_Material to process:_
▼
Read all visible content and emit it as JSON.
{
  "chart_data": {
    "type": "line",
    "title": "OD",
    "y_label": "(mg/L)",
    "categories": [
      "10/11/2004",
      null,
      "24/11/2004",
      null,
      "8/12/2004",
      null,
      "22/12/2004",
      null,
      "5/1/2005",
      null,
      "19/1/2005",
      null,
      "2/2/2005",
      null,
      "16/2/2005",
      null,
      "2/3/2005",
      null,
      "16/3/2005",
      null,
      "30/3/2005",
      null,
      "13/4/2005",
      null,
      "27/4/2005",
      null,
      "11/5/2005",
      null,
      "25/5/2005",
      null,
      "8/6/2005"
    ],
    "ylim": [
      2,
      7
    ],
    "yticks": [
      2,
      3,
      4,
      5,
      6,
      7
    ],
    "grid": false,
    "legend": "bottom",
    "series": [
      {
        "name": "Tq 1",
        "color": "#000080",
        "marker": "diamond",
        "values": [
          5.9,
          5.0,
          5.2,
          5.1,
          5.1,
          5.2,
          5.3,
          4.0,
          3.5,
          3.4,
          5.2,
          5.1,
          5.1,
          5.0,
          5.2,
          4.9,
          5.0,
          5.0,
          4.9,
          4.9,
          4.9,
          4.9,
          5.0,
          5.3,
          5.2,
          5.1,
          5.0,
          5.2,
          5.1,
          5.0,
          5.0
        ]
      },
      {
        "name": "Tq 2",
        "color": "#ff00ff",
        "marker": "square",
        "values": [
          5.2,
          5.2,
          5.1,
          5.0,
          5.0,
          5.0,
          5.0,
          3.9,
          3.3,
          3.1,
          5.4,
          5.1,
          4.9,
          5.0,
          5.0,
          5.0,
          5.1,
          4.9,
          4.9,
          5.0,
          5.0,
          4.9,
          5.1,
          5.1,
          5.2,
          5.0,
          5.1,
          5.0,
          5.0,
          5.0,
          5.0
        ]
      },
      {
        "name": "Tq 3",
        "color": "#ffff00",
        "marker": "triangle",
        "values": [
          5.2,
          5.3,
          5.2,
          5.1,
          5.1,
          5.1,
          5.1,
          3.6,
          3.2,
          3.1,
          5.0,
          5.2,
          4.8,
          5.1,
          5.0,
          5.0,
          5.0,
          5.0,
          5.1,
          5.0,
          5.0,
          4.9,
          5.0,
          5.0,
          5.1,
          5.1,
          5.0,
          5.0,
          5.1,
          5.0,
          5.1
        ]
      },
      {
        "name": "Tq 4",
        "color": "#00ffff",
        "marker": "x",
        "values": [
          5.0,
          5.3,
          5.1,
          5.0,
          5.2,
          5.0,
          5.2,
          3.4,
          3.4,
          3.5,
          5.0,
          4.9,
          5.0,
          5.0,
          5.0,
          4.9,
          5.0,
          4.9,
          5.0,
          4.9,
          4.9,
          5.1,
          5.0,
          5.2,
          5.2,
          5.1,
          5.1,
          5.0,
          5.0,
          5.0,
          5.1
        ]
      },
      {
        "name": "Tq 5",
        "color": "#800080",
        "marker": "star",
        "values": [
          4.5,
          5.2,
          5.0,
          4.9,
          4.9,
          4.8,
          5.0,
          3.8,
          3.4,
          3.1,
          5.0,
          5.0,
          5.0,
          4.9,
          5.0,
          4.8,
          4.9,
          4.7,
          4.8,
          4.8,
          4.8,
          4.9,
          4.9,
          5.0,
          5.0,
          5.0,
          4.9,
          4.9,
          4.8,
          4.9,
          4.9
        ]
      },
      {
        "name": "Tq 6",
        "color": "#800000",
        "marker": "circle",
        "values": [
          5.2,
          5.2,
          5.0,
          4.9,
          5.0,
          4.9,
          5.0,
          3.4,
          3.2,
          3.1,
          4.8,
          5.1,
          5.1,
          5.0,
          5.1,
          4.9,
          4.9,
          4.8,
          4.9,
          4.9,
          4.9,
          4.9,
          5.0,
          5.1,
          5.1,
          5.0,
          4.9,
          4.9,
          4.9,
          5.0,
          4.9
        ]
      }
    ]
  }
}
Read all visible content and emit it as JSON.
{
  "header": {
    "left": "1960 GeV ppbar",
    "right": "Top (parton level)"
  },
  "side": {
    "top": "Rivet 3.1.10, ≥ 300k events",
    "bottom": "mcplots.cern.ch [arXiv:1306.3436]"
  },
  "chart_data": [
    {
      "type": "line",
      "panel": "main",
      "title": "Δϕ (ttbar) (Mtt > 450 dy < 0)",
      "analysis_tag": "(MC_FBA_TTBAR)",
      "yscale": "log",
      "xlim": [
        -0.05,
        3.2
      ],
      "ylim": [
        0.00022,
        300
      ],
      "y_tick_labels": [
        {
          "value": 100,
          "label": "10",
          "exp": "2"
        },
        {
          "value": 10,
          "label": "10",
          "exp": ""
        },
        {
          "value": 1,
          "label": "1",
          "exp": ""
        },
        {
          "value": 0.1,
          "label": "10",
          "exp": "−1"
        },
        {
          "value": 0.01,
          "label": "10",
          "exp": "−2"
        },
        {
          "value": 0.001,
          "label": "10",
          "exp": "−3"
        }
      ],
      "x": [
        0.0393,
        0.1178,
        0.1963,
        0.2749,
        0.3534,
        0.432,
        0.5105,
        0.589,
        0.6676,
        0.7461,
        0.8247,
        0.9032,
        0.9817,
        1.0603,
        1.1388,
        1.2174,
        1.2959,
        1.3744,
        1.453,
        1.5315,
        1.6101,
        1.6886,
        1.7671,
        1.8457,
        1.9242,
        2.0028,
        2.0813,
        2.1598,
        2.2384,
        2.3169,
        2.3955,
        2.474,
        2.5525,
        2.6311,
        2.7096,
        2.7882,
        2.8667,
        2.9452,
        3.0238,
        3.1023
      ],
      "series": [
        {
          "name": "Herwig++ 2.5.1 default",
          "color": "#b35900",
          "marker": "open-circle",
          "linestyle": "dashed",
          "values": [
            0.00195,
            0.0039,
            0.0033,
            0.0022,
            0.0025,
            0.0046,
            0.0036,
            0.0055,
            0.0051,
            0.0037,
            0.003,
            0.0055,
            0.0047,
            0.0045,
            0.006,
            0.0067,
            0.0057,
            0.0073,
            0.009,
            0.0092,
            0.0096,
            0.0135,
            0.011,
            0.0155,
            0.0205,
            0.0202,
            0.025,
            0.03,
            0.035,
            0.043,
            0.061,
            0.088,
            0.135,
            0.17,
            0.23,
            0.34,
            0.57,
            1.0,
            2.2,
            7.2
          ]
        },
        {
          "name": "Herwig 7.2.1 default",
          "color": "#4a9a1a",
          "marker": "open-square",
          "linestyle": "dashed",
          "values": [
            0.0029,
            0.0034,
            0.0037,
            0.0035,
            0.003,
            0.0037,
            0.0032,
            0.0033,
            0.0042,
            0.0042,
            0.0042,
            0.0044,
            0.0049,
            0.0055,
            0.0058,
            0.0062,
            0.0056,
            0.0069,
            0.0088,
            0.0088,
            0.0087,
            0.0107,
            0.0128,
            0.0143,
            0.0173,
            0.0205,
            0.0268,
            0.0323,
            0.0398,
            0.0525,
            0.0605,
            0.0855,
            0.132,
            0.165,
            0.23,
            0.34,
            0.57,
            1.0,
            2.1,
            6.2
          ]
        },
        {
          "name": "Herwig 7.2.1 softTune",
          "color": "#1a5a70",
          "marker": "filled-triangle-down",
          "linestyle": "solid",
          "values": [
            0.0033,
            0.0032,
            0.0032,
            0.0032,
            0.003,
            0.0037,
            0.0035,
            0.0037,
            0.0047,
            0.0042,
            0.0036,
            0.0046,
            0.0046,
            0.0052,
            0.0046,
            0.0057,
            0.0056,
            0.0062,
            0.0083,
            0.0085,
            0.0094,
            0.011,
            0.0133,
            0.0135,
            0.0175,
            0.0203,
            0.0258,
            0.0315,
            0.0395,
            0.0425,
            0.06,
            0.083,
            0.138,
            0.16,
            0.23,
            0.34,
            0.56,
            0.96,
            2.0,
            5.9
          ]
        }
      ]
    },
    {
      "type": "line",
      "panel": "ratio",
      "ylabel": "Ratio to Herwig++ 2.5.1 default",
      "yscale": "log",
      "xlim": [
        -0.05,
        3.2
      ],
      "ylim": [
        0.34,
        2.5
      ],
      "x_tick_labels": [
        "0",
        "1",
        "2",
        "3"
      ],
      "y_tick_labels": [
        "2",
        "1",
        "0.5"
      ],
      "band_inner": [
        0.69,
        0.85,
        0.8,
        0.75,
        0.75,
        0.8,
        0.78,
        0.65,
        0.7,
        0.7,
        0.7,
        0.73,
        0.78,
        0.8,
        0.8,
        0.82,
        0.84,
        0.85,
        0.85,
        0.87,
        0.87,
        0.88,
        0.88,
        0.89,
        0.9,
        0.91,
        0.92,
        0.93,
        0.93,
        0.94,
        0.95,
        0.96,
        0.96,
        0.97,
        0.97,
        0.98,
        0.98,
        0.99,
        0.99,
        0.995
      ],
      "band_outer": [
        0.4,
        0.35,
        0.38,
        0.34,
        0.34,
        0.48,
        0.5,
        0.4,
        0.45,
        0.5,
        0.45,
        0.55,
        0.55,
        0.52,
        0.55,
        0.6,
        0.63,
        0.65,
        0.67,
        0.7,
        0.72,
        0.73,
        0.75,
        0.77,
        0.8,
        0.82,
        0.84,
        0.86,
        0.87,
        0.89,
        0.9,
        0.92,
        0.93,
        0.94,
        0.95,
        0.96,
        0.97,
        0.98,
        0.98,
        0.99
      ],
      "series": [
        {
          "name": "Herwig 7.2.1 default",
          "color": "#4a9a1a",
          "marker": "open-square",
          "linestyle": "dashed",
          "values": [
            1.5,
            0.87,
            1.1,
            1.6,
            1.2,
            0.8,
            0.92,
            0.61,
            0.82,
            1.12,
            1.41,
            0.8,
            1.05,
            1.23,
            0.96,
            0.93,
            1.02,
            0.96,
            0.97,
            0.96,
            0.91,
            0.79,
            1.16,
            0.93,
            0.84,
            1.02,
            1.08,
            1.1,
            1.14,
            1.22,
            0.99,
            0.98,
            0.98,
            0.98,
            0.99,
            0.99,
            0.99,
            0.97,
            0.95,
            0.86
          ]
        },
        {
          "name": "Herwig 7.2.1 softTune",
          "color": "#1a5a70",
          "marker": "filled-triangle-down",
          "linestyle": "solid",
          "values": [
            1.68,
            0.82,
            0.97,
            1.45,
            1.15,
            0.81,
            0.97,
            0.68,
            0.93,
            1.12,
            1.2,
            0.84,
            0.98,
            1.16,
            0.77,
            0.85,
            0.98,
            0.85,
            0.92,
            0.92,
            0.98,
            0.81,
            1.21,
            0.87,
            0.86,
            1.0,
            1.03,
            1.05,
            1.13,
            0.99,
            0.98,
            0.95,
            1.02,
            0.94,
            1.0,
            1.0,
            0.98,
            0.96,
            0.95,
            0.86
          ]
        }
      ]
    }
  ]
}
▲
Pick out the lines above containing the word "name", then copy them.

_Written answer:_
        "name": "Tq 1",
        "name": "Tq 2",
        "name": "Tq 3",
        "name": "Tq 4",
        "name": "Tq 5",
        "name": "Tq 6",
          "name": "Herwig++ 2.5.1 default",
          "name": "Herwig 7.2.1 default",
          "name": "Herwig 7.2.1 softTune",
          "name": "Herwig 7.2.1 default",
          "name": "Herwig 7.2.1 softTune",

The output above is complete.